━━━━━ Records for the task ━━━━━

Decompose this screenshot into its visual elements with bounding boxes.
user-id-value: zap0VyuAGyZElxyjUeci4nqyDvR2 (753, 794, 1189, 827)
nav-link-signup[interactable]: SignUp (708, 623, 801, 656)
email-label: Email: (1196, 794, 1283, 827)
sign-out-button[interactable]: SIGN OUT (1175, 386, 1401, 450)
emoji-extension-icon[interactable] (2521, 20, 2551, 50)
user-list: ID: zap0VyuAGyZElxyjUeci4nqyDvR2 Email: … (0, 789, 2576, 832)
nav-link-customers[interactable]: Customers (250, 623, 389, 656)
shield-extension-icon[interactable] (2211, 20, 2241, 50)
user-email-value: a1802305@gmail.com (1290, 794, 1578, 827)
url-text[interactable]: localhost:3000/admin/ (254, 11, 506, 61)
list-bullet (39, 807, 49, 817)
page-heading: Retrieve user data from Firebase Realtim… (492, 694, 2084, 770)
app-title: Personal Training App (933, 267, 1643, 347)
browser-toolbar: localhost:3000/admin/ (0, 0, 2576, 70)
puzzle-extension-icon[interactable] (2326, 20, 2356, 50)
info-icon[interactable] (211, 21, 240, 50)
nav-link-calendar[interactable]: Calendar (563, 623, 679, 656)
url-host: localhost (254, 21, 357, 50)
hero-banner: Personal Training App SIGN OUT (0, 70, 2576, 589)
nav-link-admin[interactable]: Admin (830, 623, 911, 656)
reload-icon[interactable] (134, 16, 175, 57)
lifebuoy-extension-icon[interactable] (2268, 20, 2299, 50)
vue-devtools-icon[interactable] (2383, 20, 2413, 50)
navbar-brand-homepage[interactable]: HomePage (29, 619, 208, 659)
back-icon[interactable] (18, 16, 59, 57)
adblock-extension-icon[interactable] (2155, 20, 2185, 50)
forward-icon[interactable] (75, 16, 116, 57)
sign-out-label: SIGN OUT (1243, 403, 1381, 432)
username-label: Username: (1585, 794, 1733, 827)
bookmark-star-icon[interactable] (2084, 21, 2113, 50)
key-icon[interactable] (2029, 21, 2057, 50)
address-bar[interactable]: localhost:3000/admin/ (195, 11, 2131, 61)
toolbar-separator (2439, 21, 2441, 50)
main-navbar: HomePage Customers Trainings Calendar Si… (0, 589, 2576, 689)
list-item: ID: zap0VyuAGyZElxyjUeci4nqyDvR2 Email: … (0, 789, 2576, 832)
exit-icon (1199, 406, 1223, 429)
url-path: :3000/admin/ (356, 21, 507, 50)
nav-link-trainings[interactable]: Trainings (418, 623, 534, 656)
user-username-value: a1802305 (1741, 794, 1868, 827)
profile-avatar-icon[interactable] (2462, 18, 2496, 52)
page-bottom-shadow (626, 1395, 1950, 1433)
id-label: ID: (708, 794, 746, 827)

━━━━━

* What is needed *
Render the entries above as a Markdown table with a Row column numbering each one and a Line column holding its text, leaving out any blank lines.

* Written response *
| Row | Line |
|---|---|
| 1 | Decompose this screenshot into its visual elements with bounding boxes. |
| 2 | user-id-value: zap0VyuAGyZElxyjUeci4nqyDvR2 (753, 794, 1189, 827) |
| 3 | nav-link-signup[interactable]: SignUp (708, 623, 801, 656) |
| 4 | email-label: Email: (1196, 794, 1283, 827) |
| 5 | sign-out-button[interactable]: SIGN OUT (1175, 386, 1401, 450) |
| 6 | emoji-extension-icon[interactable] (2521, 20, 2551, 50) |
| 7 | user-list: ID: zap0VyuAGyZElxyjUeci4nqyDvR2 Email: … (0, 789, 2576, 832) |
| 8 | nav-link-customers[interactable]: Customers (250, 623, 389, 656) |
| 9 | shield-extension-icon[interactable] (2211, 20, 2241, 50) |
| 10 | user-email-value: a1802305@gmail.com (1290, 794, 1578, 827) |
| 11 | url-text[interactable]: localhost:3000/admin/ (254, 11, 506, 61) |
| 12 | list-bullet (39, 807, 49, 817) |
| 13 | page-heading: Retrieve user data from Firebase Realtim… (492, 694, 2084, 770) |
| 14 | app-title: Personal Training App (933, 267, 1643, 347) |
| 15 | browser-toolbar: localhost:3000/admin/ (0, 0, 2576, 70) |
| 16 | puzzle-extension-icon[interactable] (2326, 20, 2356, 50) |
| 17 | info-icon[interactable] (211, 21, 240, 50) |
| 18 | nav-link-calendar[interactable]: Calendar (563, 623, 679, 656) |
| 19 | url-host: localhost (254, 21, 357, 50) |
| 20 | hero-banner: Personal Training App SIGN OUT (0, 70, 2576, 589) |
| 21 | nav-link-admin[interactable]: Admin (830, 623, 911, 656) |
| 22 | reload-icon[interactable] (134, 16, 175, 57) |
| 23 | lifebuoy-extension-icon[interactable] (2268, 20, 2299, 50) |
| 24 | vue-devtools-icon[interactable] (2383, 20, 2413, 50) |
| 25 | navbar-brand-homepage[interactable]: HomePage (29, 619, 208, 659) |
| 26 | back-icon[interactable] (18, 16, 59, 57) |
| 27 | adblock-extension-icon[interactable] (2155, 20, 2185, 50) |
| 28 | forward-icon[interactable] (75, 16, 116, 57) |
| 29 | sign-out-label: SIGN OUT (1243, 403, 1381, 432) |
| 30 | username-label: Username: (1585, 794, 1733, 827) |
| 31 | bookmark-star-icon[interactable] (2084, 21, 2113, 50) |
| 32 | key-icon[interactable] (2029, 21, 2057, 50) |
| 33 | address-bar[interactable]: localhost:3000/admin/ (195, 11, 2131, 61) |
| 34 | toolbar-separator (2439, 21, 2441, 50) |
| 35 | main-navbar: HomePage Customers Trainings Calendar Si… (0, 589, 2576, 689) |
| 36 | list-item: ID: zap0VyuAGyZElxyjUeci4nqyDvR2 Email: … (0, 789, 2576, 832) |
| 37 | exit-icon (1199, 406, 1223, 429) |
| 38 | url-path: :3000/admin/ (356, 21, 507, 50) |
| 39 | nav-link-trainings[interactable]: Trainings (418, 623, 534, 656) |
| 40 | user-username-value: a1802305 (1741, 794, 1868, 827) |
| 41 | profile-avatar-icon[interactable] (2462, 18, 2496, 52) |
| 42 | page-bottom-shadow (626, 1395, 1950, 1433) |
| 43 | id-label: ID: (708, 794, 746, 827) |